* _WORK REQUIRED_: Find the word "Επόμενο" in the records below. List each line containing it.

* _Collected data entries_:
_____
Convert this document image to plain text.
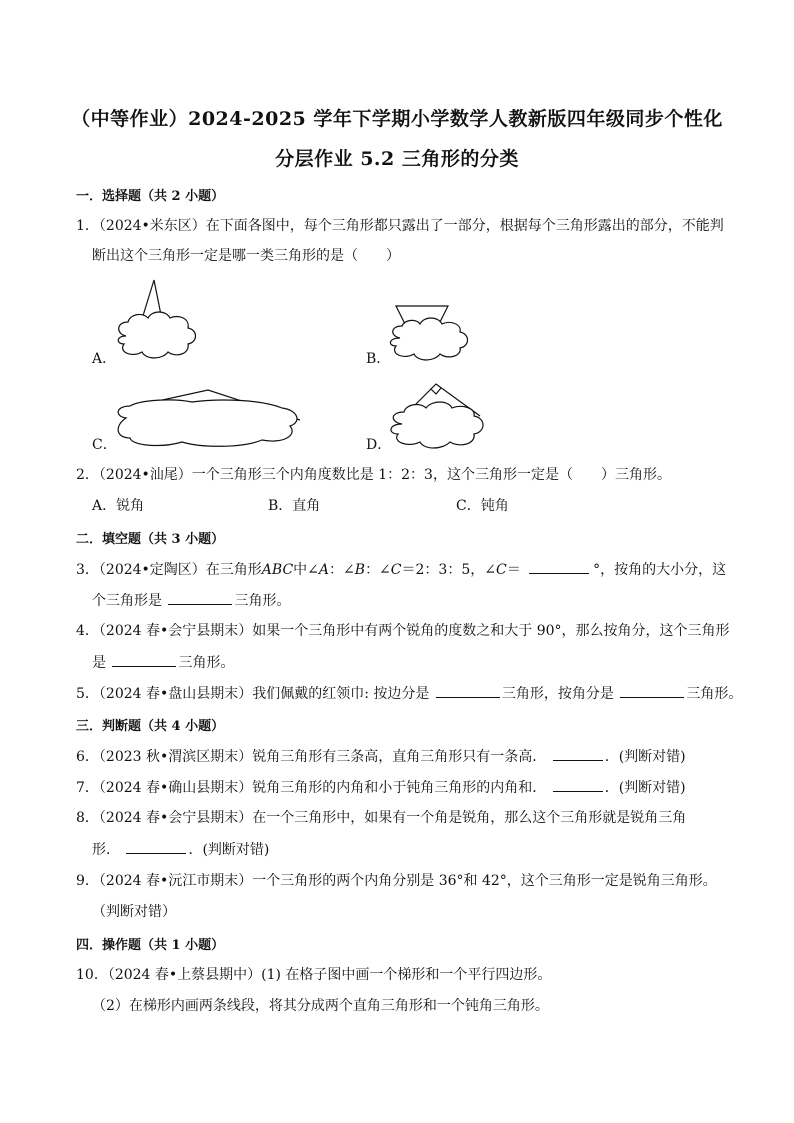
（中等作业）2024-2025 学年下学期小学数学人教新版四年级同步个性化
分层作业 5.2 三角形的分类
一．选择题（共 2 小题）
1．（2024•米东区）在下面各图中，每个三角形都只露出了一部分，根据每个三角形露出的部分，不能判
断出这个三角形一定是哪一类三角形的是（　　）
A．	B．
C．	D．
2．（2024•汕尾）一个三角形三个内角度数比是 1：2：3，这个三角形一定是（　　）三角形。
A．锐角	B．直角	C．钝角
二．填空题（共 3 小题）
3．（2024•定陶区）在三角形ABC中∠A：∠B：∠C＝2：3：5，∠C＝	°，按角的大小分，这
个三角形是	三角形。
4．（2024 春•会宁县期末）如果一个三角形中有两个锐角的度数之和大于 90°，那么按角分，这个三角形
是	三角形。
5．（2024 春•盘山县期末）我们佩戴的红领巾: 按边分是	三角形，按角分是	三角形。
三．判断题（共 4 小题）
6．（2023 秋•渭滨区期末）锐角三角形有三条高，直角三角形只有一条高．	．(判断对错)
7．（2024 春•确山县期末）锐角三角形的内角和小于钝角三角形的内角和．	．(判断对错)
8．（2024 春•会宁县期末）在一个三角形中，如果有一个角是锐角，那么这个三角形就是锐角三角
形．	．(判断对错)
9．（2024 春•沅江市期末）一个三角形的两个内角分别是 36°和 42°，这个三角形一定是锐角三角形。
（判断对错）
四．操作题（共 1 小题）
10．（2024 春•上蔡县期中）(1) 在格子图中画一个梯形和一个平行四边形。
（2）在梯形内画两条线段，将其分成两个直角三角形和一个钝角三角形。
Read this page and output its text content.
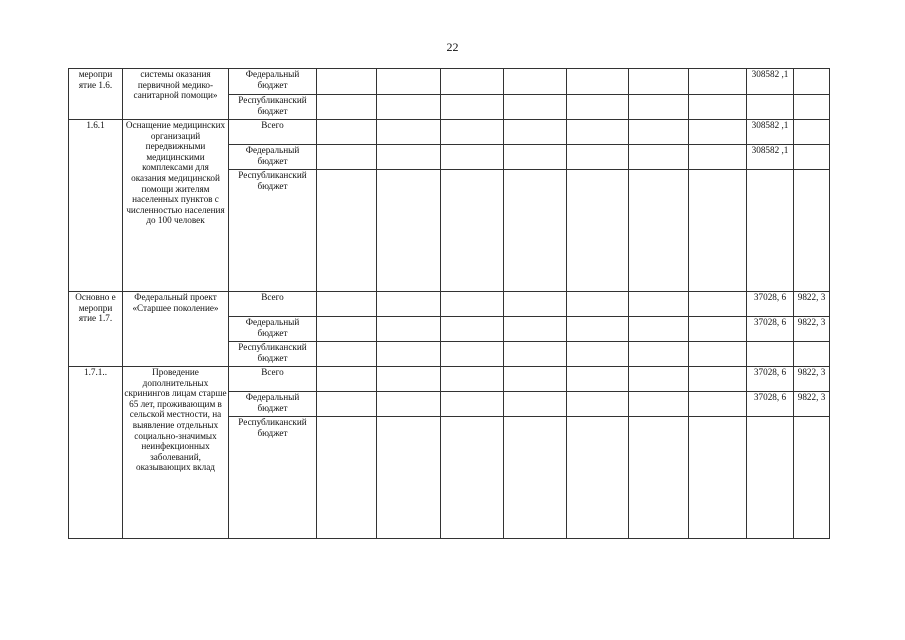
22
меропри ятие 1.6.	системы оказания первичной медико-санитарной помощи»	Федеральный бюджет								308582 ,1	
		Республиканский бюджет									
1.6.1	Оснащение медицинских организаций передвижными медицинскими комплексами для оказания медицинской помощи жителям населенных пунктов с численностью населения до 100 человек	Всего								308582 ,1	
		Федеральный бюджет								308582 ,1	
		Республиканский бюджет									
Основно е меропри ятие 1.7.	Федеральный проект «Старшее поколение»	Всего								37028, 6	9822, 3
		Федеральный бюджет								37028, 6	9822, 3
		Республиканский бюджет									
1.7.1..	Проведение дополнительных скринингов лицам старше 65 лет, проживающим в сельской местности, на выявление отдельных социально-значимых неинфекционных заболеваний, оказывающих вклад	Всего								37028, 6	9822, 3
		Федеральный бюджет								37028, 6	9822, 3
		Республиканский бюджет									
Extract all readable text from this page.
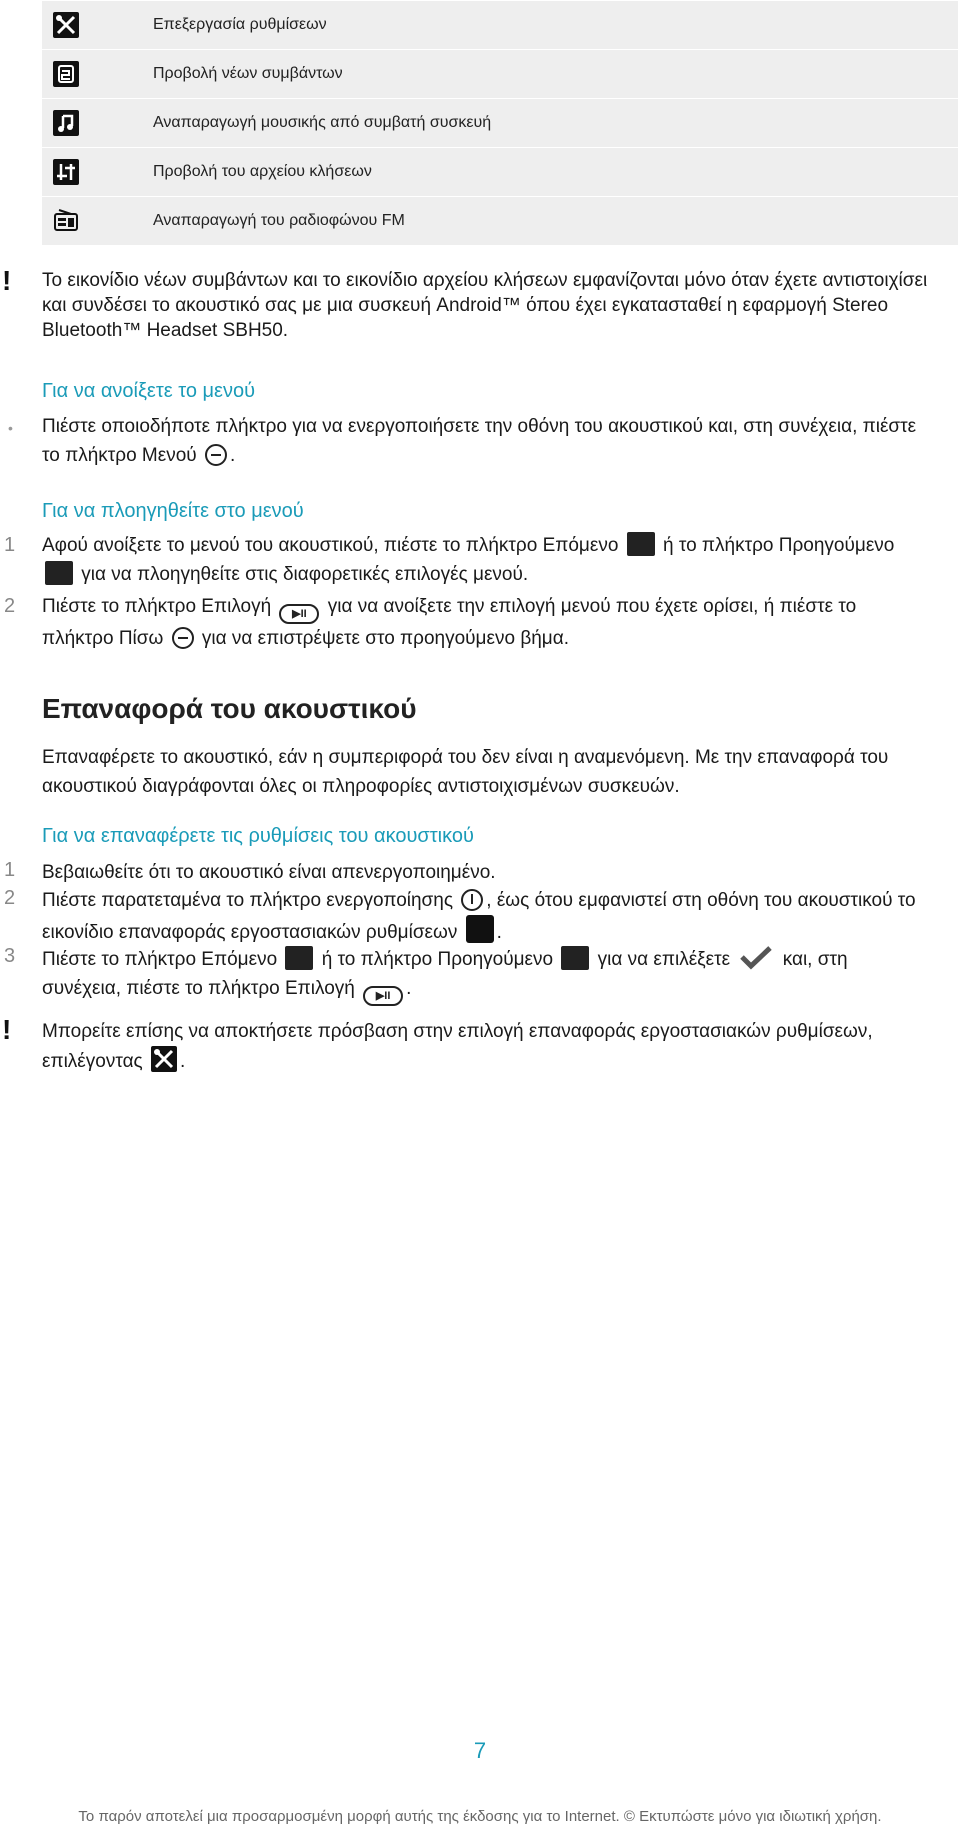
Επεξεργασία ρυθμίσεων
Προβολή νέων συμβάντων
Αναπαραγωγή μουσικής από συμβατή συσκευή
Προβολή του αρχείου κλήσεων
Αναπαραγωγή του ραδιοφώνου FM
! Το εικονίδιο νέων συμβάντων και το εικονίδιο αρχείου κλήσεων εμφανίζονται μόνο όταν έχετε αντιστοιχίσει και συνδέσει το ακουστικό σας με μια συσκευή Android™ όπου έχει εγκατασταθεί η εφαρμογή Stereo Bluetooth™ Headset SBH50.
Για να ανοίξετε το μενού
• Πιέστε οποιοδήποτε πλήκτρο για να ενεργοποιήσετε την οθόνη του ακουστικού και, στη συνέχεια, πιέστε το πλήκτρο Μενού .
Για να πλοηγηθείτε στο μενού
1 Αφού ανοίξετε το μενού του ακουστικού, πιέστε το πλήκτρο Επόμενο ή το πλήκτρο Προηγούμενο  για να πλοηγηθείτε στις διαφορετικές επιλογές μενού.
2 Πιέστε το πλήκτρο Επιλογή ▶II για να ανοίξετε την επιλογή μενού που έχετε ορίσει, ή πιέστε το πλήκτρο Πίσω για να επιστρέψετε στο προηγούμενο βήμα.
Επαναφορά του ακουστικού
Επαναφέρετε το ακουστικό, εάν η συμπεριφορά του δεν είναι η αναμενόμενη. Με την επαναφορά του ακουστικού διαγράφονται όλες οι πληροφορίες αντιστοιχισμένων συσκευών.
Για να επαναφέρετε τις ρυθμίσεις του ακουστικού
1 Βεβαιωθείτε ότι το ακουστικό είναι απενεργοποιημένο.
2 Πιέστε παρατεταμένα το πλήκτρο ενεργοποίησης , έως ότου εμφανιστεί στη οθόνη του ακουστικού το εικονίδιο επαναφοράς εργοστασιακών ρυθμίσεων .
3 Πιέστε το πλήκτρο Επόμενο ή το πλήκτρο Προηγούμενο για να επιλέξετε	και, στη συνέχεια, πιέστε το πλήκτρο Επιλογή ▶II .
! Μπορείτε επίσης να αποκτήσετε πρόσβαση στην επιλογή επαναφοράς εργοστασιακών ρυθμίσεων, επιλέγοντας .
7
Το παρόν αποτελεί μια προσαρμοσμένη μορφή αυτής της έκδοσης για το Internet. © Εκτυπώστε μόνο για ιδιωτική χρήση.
_____
* _ANSWER TO THE PROBLEM_:
1 Αφού ανοίξετε το μενού του ακουστικού, πιέστε το πλήκτρο Επόμενο ή το πλήκτρο Προηγούμενο  για να πλοηγηθείτε στις διαφορετικές επιλογές μενού.
3 Πιέστε το πλήκτρο Επόμενο ή το πλήκτρο Προηγούμενο για να επιλέξετε	και, στη συνέχεια, πιέστε το πλήκτρο Επιλογή ▶II .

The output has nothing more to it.